-------- Dataset extract --------

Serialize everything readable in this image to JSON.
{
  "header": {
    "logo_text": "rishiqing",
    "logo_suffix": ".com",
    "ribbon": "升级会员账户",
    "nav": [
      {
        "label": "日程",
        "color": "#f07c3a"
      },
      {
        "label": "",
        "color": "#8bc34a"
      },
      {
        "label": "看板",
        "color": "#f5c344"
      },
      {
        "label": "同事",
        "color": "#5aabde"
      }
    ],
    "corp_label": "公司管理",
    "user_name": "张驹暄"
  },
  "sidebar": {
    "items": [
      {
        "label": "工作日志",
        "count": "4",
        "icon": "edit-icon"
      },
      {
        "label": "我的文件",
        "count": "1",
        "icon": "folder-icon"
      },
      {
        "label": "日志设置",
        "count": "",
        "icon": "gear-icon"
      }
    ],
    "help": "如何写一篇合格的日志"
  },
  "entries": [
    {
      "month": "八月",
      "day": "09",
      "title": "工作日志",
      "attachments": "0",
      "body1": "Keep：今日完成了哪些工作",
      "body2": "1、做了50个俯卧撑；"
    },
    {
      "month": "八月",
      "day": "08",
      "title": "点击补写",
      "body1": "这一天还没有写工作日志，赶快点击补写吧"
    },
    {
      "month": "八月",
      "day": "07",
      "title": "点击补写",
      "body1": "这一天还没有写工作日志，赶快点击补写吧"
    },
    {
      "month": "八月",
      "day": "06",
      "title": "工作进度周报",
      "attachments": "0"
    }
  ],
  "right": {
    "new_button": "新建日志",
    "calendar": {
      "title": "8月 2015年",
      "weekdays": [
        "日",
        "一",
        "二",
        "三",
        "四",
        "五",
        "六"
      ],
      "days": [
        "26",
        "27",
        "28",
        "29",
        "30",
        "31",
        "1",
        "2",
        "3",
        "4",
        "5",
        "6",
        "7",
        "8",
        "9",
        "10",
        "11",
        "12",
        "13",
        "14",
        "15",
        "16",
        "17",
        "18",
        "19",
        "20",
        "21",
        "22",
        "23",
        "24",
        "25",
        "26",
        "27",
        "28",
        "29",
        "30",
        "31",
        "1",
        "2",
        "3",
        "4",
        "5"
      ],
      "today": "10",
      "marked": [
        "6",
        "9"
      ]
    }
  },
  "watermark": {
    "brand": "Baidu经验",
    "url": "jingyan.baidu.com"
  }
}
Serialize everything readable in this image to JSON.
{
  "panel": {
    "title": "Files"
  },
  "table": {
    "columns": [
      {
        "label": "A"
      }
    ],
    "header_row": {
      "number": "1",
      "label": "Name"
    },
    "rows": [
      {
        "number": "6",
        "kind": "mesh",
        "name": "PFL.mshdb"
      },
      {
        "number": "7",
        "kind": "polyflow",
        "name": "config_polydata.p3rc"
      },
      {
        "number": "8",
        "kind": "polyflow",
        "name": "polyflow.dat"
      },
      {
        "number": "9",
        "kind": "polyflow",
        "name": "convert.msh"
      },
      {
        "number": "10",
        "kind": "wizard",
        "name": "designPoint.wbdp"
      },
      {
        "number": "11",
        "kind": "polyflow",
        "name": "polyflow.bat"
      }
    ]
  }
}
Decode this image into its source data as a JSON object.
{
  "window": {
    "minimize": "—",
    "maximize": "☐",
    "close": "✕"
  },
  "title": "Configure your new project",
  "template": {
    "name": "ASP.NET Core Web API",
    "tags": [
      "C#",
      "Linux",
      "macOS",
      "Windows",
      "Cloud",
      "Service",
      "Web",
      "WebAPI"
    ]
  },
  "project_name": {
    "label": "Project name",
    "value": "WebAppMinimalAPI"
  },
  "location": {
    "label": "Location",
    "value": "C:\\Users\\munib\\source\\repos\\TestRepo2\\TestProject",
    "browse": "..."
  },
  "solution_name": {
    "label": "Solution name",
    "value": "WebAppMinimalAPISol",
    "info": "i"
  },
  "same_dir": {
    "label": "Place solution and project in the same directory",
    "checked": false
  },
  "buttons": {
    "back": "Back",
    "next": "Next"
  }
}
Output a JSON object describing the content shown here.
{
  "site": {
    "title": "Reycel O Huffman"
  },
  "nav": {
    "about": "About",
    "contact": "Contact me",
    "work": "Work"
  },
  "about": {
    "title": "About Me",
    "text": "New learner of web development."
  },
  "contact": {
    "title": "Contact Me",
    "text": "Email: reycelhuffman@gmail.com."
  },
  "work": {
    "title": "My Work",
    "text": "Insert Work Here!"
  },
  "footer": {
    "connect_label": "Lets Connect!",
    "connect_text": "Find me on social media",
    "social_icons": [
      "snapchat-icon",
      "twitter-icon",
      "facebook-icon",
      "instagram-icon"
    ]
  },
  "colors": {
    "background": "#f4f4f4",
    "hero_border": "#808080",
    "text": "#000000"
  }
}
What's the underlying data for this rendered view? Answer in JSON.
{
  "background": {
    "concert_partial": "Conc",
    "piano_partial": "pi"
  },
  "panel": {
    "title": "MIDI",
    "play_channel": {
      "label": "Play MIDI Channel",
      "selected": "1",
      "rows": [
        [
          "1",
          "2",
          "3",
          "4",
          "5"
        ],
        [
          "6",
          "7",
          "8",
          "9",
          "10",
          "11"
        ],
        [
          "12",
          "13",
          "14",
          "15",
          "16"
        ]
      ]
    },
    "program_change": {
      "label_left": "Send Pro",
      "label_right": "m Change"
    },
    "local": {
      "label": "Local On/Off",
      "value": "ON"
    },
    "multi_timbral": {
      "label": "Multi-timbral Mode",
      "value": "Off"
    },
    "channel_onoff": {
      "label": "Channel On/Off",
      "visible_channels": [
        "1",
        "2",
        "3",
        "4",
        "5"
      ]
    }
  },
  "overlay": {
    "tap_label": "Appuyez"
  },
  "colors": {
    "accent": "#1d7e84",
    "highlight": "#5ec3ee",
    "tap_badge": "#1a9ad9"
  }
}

--------

◆ Your instructions
With the line containing "Output a JSON" as the first and the last line of the records as the final one, print exactly the lines in that span.

◆ Response for this exercise
Output a JSON object describing the content shown here.
{
  "site": {
    "title": "Reycel O Huffman"
  },
  "nav": {
    "about": "About",
    "contact": "Contact me",
    "work": "Work"
  },
  "about": {
    "title": "About Me",
    "text": "New learner of web development."
  },
  "contact": {
    "title": "Contact Me",
    "text": "Email: reycelhuffman@gmail.com."
  },
  "work": {
    "title": "My Work",
    "text": "Insert Work Here!"
  },
  "footer": {
    "connect_label": "Lets Connect!",
    "connect_text": "Find me on social media",
    "social_icons": [
      "snapchat-icon",
      "twitter-icon",
      "facebook-icon",
      "instagram-icon"
    ]
  },
  "colors": {
    "background": "#f4f4f4",
    "hero_border": "#808080",
    "text": "#000000"
  }
}
What's the underlying data for this rendered view? Answer in JSON.
{
  "background": {
    "concert_partial": "Conc",
    "piano_partial": "pi"
  },
  "panel": {
    "title": "MIDI",
    "play_channel": {
      "label": "Play MIDI Channel",
      "selected": "1",
      "rows": [
        [
          "1",
          "2",
          "3",
          "4",
          "5"
        ],
        [
          "6",
          "7",
          "8",
          "9",
          "10",
          "11"
        ],
        [
          "12",
          "13",
          "14",
          "15",
          "16"
        ]
      ]
    },
    "program_change": {
      "label_left": "Send Pro",
      "label_right": "m Change"
    },
    "local": {
      "label": "Local On/Off",
      "value": "ON"
    },
    "multi_timbral": {
      "label": "Multi-timbral Mode",
      "value": "Off"
    },
    "channel_onoff": {
      "label": "Channel On/Off",
      "visible_channels": [
        "1",
        "2",
        "3",
        "4",
        "5"
      ]
    }
  },
  "overlay": {
    "tap_label": "Appuyez"
  },
  "colors": {
    "accent": "#1d7e84",
    "highlight": "#5ec3ee",
    "tap_badge": "#1a9ad9"
  }
}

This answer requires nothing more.